## Begin INFORMATION SHOWN
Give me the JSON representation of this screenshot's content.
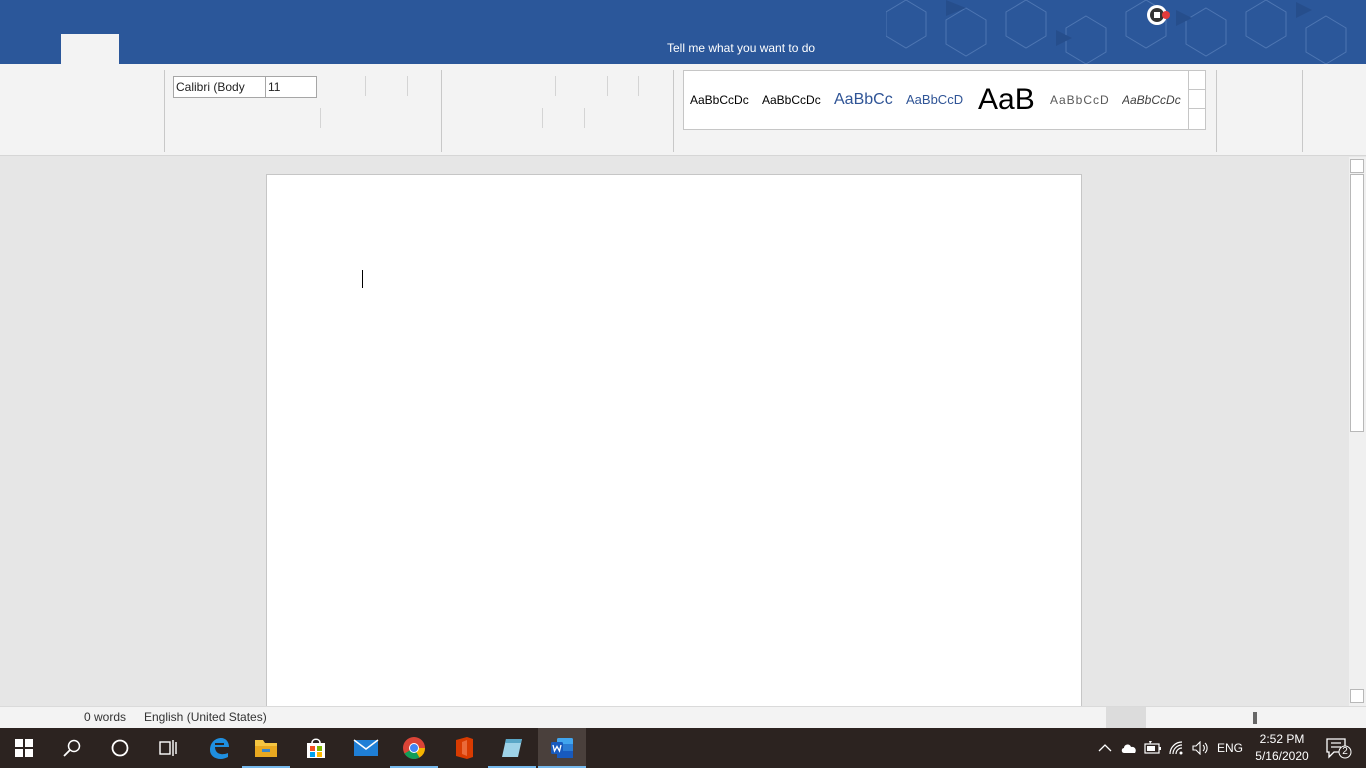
{
  "titlebar": {
    "tell_me": "Tell me what you want to do",
    "background_color": "#2b579a"
  },
  "ribbon": {
    "font_name": "Calibri (Body",
    "font_size": "11",
    "styles": [
      {
        "sample": "AaBbCcDc",
        "color": "#000000"
      },
      {
        "sample": "AaBbCcDc",
        "color": "#000000"
      },
      {
        "sample": "AaBbCc",
        "color": "#2f5496"
      },
      {
        "sample": "AaBbCcD",
        "color": "#2f5496"
      },
      {
        "sample": "AaB",
        "color": "#000000"
      },
      {
        "sample": "AaBbCcD",
        "color": "#595959"
      },
      {
        "sample": "AaBbCcDc",
        "color": "#404040"
      }
    ]
  },
  "status": {
    "word_count": "0 words",
    "language": "English (United States)"
  },
  "taskbar": {
    "apps": [
      "start-icon",
      "search-icon",
      "cortana-icon",
      "task-view-icon",
      "edge-icon",
      "file-explorer-icon",
      "store-icon",
      "mail-icon",
      "chrome-icon",
      "office-icon",
      "notepad-icon",
      "word-icon"
    ],
    "tray": {
      "language": "ENG",
      "time": "2:52 PM",
      "date": "5/16/2020",
      "notification_count": "2"
    }
  }
}
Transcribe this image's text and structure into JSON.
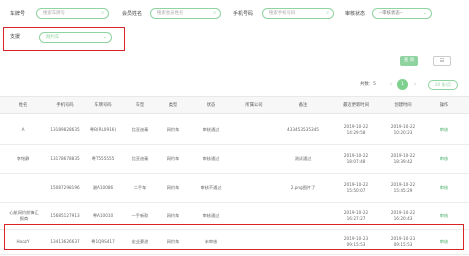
{
  "filters": {
    "plate_label": "车牌号",
    "plate_placeholder": "搜索车牌号",
    "member_label": "会员姓名",
    "member_placeholder": "搜索会员姓名",
    "phone_label": "手机号码",
    "phone_placeholder": "搜索手机号码",
    "review_label": "审核状态",
    "review_select": "--审核状态--",
    "branch_label": "支援",
    "branch_value": "网约车"
  },
  "actions": {
    "query_label": "查 询",
    "grid_icon": "grid-icon"
  },
  "pagination": {
    "total_text": "共数：5",
    "prev": "‹",
    "current": "1",
    "next": "›",
    "page_size": "10 条/页"
  },
  "table": {
    "columns": [
      "姓名",
      "手机号码",
      "车牌号码",
      "车型",
      "类型",
      "状态",
      "所属公司",
      "备注",
      "最近更新时间",
      "创建时间",
      "操作"
    ],
    "rows": [
      {
        "name": "A",
        "phone": "13189828635",
        "plate": "粤B(RL0916)",
        "model": "比亚迪秦",
        "type": "网约车",
        "status": "审核通过",
        "company": "",
        "remark": "433453535345",
        "updated": "2019-10-22 14:29:58",
        "created": "2019-10-22 10:20:23",
        "action": "审核"
      },
      {
        "name": "李铭静",
        "phone": "13178678835",
        "plate": "粤T555555",
        "model": "比亚迪秦",
        "type": "网约车",
        "status": "审核通过",
        "company": "",
        "remark": "测试通过",
        "updated": "2019-10-22 18:07:48",
        "created": "2019-10-22 18:39:42",
        "action": "审核"
      },
      {
        "name": "",
        "phone": "15087298196",
        "plate": "湘A10086",
        "model": "二手车",
        "type": "网约车",
        "status": "审核不通过",
        "company": "",
        "remark": "2.png图片了",
        "updated": "2019-10-22 15:50:07",
        "created": "2019-10-22 15:45:29",
        "action": "审核"
      },
      {
        "name": "心航网约前锋汇报商",
        "phone": "15685127913",
        "plate": "粤A10010",
        "model": "一手新款",
        "type": "网约车",
        "status": "审核通过",
        "company": "",
        "remark": "",
        "updated": "2019-10-22 16:27:27",
        "created": "2019-10-22 16:20:43",
        "action": "审核"
      },
      {
        "name": "HoozY",
        "phone": "13413626637",
        "plate": "粤1Q9S417",
        "model": "宏业豪途",
        "type": "网约车",
        "status": "未审核",
        "company": "",
        "remark": "",
        "updated": "2019-10-23 09:15:53",
        "created": "2019-10-23 09:15:53",
        "action": "审核"
      }
    ]
  },
  "colors": {
    "accent": "#7ed08f",
    "highlight": "#d9252a"
  }
}
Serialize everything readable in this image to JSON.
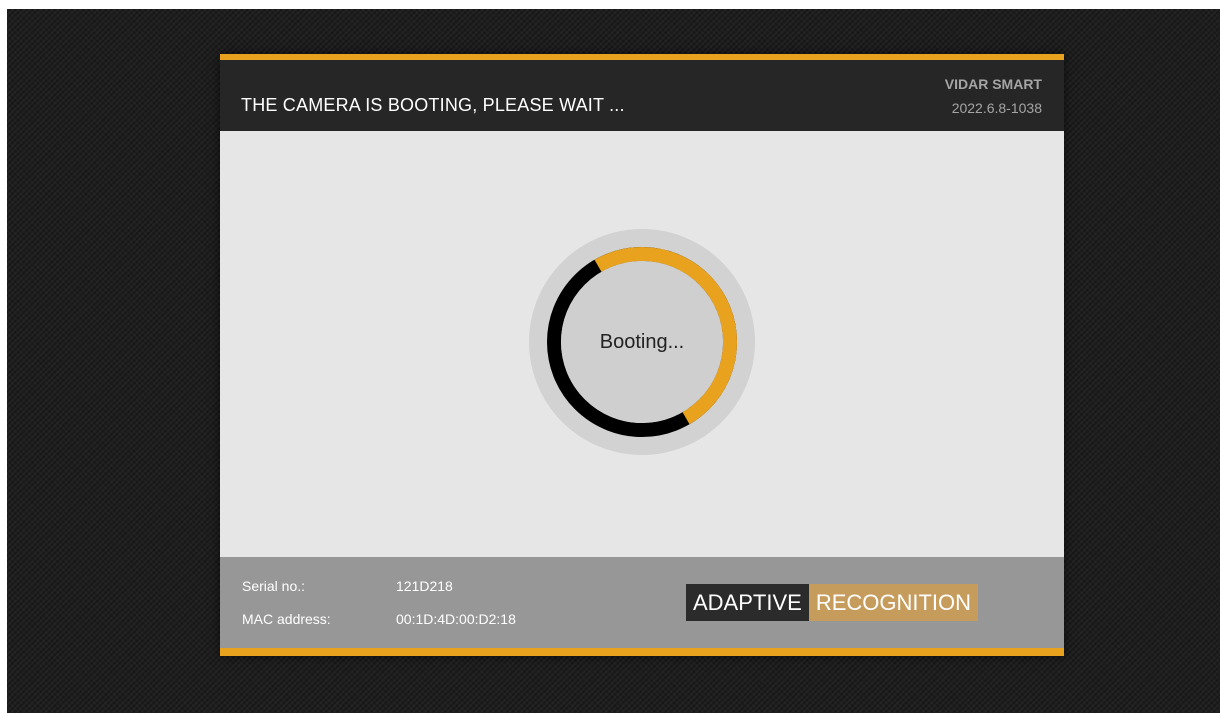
{
  "header": {
    "title": "THE CAMERA IS BOOTING, PLEASE WAIT ...",
    "product_name": "VIDAR SMART",
    "version": "2022.6.8-1038"
  },
  "boot": {
    "status_text": "Booting...",
    "progress_fraction": 0.5
  },
  "footer": {
    "serial_label": "Serial no.:",
    "serial_value": "121D218",
    "mac_label": "MAC address:",
    "mac_value": "00:1D:4D:00:D2:18"
  },
  "logo": {
    "word1": "ADAPTIVE",
    "word2": "RECOGNITION"
  },
  "colors": {
    "accent": "#e8a21e",
    "header_bg": "#262626",
    "body_bg": "#e6e6e6",
    "footer_bg": "#979797",
    "logo_dark": "#2b2b2b",
    "logo_gold": "#c69c5c"
  }
}
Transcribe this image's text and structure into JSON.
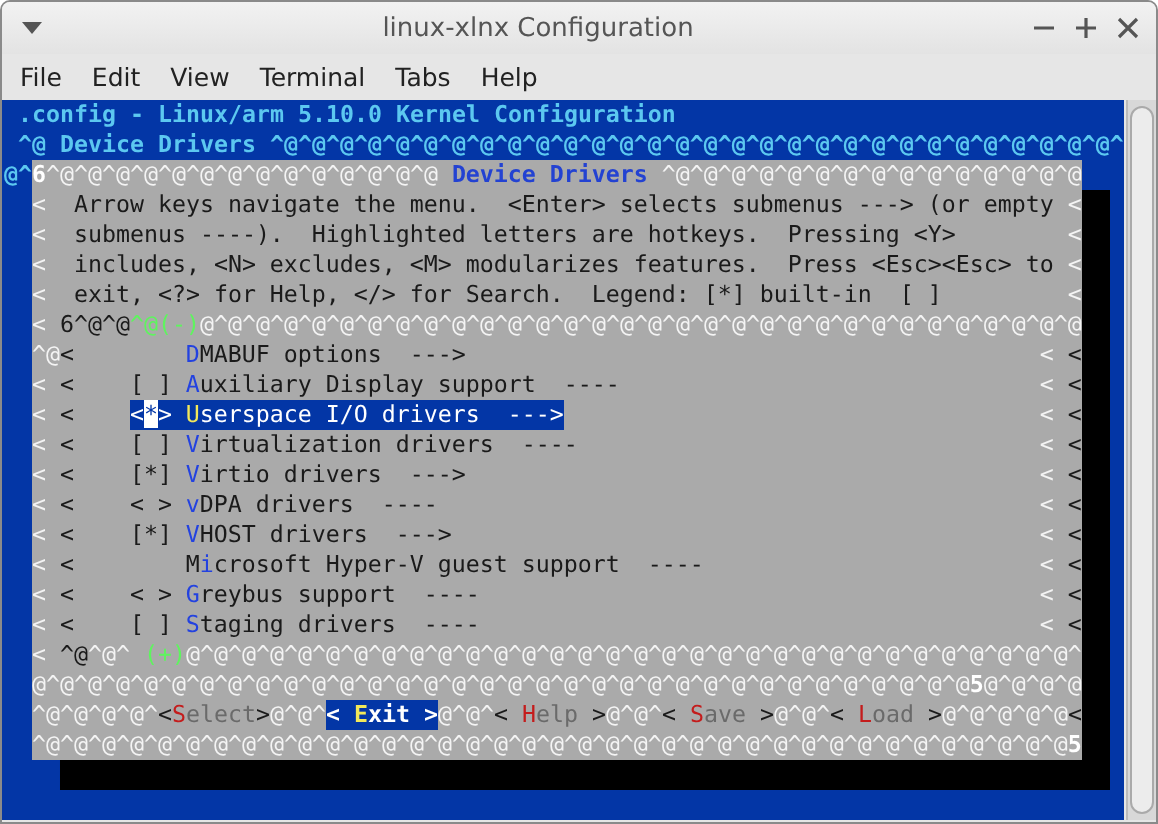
{
  "window": {
    "title": "linux-xlnx Configuration"
  },
  "menu_bar": [
    "File",
    "Edit",
    "View",
    "Terminal",
    "Tabs",
    "Help"
  ],
  "terminal": {
    "header": [
      ".config - Linux/arm 5.10.0 Kernel Configuration",
      "^@ Device Drivers ^@^@^@^@^@^@^@^@^@^@^@^@^@^@^@^@^@^@^@^@^@^@^@^@^@^@^@^@^@^@^"
    ],
    "left_margin": "@^",
    "dialog_rows": [
      {
        "kind": "line",
        "segments": [
          {
            "kind": "bright",
            "text": "6"
          },
          {
            "kind": "fill",
            "text": "^@^@^@^@^@^@^@^@^@^@^@^@^@^@"
          },
          {
            "kind": "title",
            "text": "Device Drivers"
          },
          {
            "kind": "fill",
            "text": "^@^@^@^@^@^@^@^@^@^@^@^@^@^@^@"
          }
        ]
      },
      {
        "kind": "help",
        "left": "<",
        "text": "Arrow keys navigate the menu.  <Enter> selects submenus ---> (or empty",
        "right": "<"
      },
      {
        "kind": "help",
        "left": "<",
        "text": "submenus ----).  Highlighted letters are hotkeys.  Pressing <Y>",
        "right": "<"
      },
      {
        "kind": "help",
        "left": "<",
        "text": "includes, <N> excludes, <M> modularizes features.  Press <Esc><Esc> to",
        "right": "<"
      },
      {
        "kind": "help",
        "left": "<",
        "text": "exit, <?> for Help, </> for Search.  Legend: [*] built-in  [ ]",
        "right": "<"
      },
      {
        "kind": "line",
        "segments": [
          {
            "kind": "fill",
            "text": "<"
          },
          {
            "kind": "dark",
            "text": " 6^@^@"
          },
          {
            "kind": "green",
            "text": "^@(-)"
          },
          {
            "kind": "fill",
            "text": "@^@^@^@^@^@^@^@^@^@^@^@^@^@^@^@^@^@^@^@^@^@^@^@^@^@^@^@^@^@^@^@"
          }
        ]
      },
      {
        "kind": "item",
        "edge": "^@",
        "mark": "<",
        "hotkey": "D",
        "rest": "MABUF options",
        "suffix": "--->",
        "right_edge": "<",
        "right_mark": "<",
        "selected": false
      },
      {
        "kind": "item",
        "edge": "<",
        "mark": "<",
        "bracket": "[ ]",
        "hotkey": "A",
        "rest": "uxiliary Display support",
        "suffix": "----",
        "right_edge": "<",
        "right_mark": "<",
        "selected": false
      },
      {
        "kind": "item",
        "edge": "<",
        "mark": "<",
        "bracket": "<*>",
        "hotkey": "U",
        "rest": "serspace I/O drivers",
        "suffix": "--->",
        "right_edge": "<",
        "right_mark": "<",
        "selected": true
      },
      {
        "kind": "item",
        "edge": "<",
        "mark": "<",
        "bracket": "[ ]",
        "hotkey": "V",
        "rest": "irtualization drivers",
        "suffix": "----",
        "right_edge": "<",
        "right_mark": "<",
        "selected": false
      },
      {
        "kind": "item",
        "edge": "<",
        "mark": "<",
        "bracket": "[*]",
        "hotkey": "V",
        "rest": "irtio drivers",
        "suffix": "--->",
        "right_edge": "<",
        "right_mark": "<",
        "selected": false
      },
      {
        "kind": "item",
        "edge": "<",
        "mark": "<",
        "bracket": "< >",
        "hotkey": "v",
        "rest": "DPA drivers",
        "suffix": "----",
        "right_edge": "<",
        "right_mark": "<",
        "selected": false
      },
      {
        "kind": "item",
        "edge": "<",
        "mark": "<",
        "bracket": "[*]",
        "hotkey": "V",
        "rest": "HOST drivers",
        "suffix": "--->",
        "right_edge": "<",
        "right_mark": "<",
        "selected": false
      },
      {
        "kind": "item",
        "edge": "<",
        "mark": "<",
        "pre": "M",
        "hotkey": "i",
        "rest": "crosoft Hyper-V guest support",
        "suffix": "----",
        "right_edge": "<",
        "right_mark": "<",
        "selected": false
      },
      {
        "kind": "item",
        "edge": "<",
        "mark": "<",
        "bracket": "< >",
        "hotkey": "G",
        "rest": "reybus support",
        "suffix": "----",
        "right_edge": "<",
        "right_mark": "<",
        "selected": false
      },
      {
        "kind": "item",
        "edge": "<",
        "mark": "<",
        "bracket": "[ ]",
        "hotkey": "S",
        "rest": "taging drivers",
        "suffix": "----",
        "right_edge": "<",
        "right_mark": "<",
        "selected": false
      },
      {
        "kind": "line",
        "segments": [
          {
            "kind": "fill",
            "text": "<"
          },
          {
            "kind": "dark",
            "text": " ^@"
          },
          {
            "kind": "fill",
            "text": "^@^ "
          },
          {
            "kind": "green",
            "text": "(+)"
          },
          {
            "kind": "fill",
            "text": "@^@^@^@^@^@^@^@^@^@^@^@^@^@^@^@^@^@^@^@^@^@^@^@^@^@^@^@^@^@^@^@^"
          }
        ]
      },
      {
        "kind": "line",
        "segments": [
          {
            "kind": "fill",
            "text": "@^@^@^@^@^@^@^@^@^@^@^@^@^@^@^@^@^@^@^@^@^@^@^@^@^@^@^@^@^@^@^@^@^@"
          },
          {
            "kind": "bright",
            "text": "5"
          },
          {
            "kind": "fill",
            "text": "@^@^@^@"
          }
        ]
      },
      {
        "kind": "line",
        "segments": [
          {
            "kind": "fill",
            "text": "^@^@^@^@^"
          },
          {
            "kind": "button",
            "open": "<",
            "hotkey": "S",
            "rest": "elect",
            "close": ">",
            "selected": false
          },
          {
            "kind": "fill",
            "text": "@^@^"
          },
          {
            "kind": "button",
            "open": "< ",
            "hotkey": "E",
            "rest": "xit",
            "close": " >",
            "selected": true
          },
          {
            "kind": "fill",
            "text": "@^@^"
          },
          {
            "kind": "button",
            "open": "< ",
            "hotkey": "H",
            "rest": "elp",
            "close": " >",
            "selected": false
          },
          {
            "kind": "fill",
            "text": "@^@^"
          },
          {
            "kind": "button",
            "open": "< ",
            "hotkey": "S",
            "rest": "ave",
            "close": " >",
            "selected": false
          },
          {
            "kind": "fill",
            "text": "@^@^"
          },
          {
            "kind": "button",
            "open": "< ",
            "hotkey": "L",
            "rest": "oad",
            "close": " >",
            "selected": false
          },
          {
            "kind": "fill",
            "text": "@^@^@^@^@"
          },
          {
            "kind": "dark",
            "text": "<"
          }
        ]
      },
      {
        "kind": "line",
        "segments": [
          {
            "kind": "fill",
            "text": "^@^@^@^@^@^@^@^@^@^@^@^@^@^@^@^@^@^@^@^@^@^@^@^@^@^@^@^@^@^@^@^@^@^@^@^@^@"
          },
          {
            "kind": "bright",
            "text": "5"
          }
        ]
      }
    ]
  }
}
## End INFORMATION SHOWN
#### [YOUR GOAL]
Gather up the lines that contain the word "Configuration".

#### [FINAL ANSWER]
    "title": "linux-xlnx Configuration"
      ".config - Linux/arm 5.10.0 Kernel Configuration",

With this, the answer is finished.